▸ Document extract
"""

I have a list of about 950 integers in a CSV file and an XML file containing complexly nested info (each entry contains multiple nests). Given an integer, i
, in the CSV file, each i
corresponds to an i
in the XML file: i
in <entry><key>i</key>
. I would like to extract a pre-specified set of columns from the XML file for each i
listed in the CSV file.
Here is an example of a set of extraction 'columns', for lack of a better word (targets are surrounded by double asterisks):
<entry>
<key>55</key>
<cd language="**en**">
<title>**Ride The Lightning**</title>
<band>Metallica</band>
</cd>
<tabbook language="**en**">
<title>**Ride The Lightning Tab**</title>
<author>Who J. Ever</author>
</tabbook>
</entry>
Should I just load the CSV file's values into a variable in a script, or is there an existing and better way to do this?

"""

▸ Page layout parsing data

"""

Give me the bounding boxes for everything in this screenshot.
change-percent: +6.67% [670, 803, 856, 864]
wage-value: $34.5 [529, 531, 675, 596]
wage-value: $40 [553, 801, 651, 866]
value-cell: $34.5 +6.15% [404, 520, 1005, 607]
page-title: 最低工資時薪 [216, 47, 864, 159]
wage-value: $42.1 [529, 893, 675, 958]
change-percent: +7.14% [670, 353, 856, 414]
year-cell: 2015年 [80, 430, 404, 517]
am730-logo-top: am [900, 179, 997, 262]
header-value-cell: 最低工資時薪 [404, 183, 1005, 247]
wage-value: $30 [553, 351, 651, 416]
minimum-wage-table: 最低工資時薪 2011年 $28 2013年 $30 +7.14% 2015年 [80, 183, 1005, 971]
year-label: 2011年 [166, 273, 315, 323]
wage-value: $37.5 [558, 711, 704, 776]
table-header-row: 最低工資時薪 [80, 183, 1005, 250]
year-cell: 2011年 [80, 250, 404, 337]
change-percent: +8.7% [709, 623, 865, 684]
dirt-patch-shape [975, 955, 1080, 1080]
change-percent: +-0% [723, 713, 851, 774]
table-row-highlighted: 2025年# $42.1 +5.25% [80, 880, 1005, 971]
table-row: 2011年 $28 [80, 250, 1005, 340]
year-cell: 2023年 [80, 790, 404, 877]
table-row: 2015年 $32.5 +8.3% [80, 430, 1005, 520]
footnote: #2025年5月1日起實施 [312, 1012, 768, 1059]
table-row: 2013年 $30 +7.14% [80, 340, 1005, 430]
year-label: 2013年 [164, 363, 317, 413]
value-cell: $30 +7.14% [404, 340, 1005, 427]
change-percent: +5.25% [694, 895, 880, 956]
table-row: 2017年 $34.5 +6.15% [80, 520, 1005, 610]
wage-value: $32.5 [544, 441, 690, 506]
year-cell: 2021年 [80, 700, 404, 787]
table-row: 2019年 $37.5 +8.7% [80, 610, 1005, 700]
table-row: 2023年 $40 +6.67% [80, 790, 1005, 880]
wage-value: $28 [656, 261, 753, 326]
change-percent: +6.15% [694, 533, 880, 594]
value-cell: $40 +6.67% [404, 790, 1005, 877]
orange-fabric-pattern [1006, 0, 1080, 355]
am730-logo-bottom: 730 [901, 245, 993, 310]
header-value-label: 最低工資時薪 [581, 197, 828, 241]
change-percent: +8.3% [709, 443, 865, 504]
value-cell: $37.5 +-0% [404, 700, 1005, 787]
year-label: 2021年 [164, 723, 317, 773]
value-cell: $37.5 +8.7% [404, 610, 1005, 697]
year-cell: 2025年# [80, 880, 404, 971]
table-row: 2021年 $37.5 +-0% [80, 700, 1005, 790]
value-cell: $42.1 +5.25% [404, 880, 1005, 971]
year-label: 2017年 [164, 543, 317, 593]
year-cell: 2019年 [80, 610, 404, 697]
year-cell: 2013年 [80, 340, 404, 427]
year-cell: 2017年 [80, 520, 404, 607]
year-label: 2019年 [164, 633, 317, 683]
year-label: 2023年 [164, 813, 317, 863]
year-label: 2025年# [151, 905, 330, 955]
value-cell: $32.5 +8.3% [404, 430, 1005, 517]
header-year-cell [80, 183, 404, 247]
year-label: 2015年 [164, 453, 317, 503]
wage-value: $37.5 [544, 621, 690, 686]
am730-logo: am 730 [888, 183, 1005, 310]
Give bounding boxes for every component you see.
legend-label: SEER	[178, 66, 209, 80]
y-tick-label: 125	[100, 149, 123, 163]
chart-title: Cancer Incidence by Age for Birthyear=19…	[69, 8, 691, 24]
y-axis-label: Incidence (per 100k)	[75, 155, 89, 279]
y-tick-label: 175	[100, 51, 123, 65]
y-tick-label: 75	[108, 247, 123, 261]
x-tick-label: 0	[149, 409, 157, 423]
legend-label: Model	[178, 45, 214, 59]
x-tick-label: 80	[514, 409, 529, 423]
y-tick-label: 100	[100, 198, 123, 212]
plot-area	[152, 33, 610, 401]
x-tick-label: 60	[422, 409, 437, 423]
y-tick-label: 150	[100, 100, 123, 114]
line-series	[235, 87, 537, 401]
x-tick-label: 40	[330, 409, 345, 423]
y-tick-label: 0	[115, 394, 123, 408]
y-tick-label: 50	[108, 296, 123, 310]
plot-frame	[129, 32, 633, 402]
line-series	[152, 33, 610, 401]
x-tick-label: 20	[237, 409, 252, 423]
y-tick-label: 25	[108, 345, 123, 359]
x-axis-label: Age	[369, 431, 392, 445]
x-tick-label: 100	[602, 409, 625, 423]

"""

▸ Directions for this task
Write the next part of the forum post about extracting XML fields for integers listed in a CSV file, picking up after its closing question. This data has nothing to do with the forum post about pulling XML fields by CSV keys.

▸ Answer to the problem
Edit:
Presently I'm trying to use BaseX. For a starter query, I'm trying: for $e in collection("catalog")//entry where //entry/cd/title contains text "lightning" return //title
, which I take to mean (or rather hope means): for a "entry"-titled tag that is the descendant of any tag in the "collection"-titled catalog, if that same entry's "cd"-titled descendant's "title"-titled descendant contains the text "lightning", echo back to me the full title.
Damn, that's confusing.... I have been told to use concat()
rather than return
. The query seems to be incorrect. I'll continue to study and post again when I've come up with proper grammar.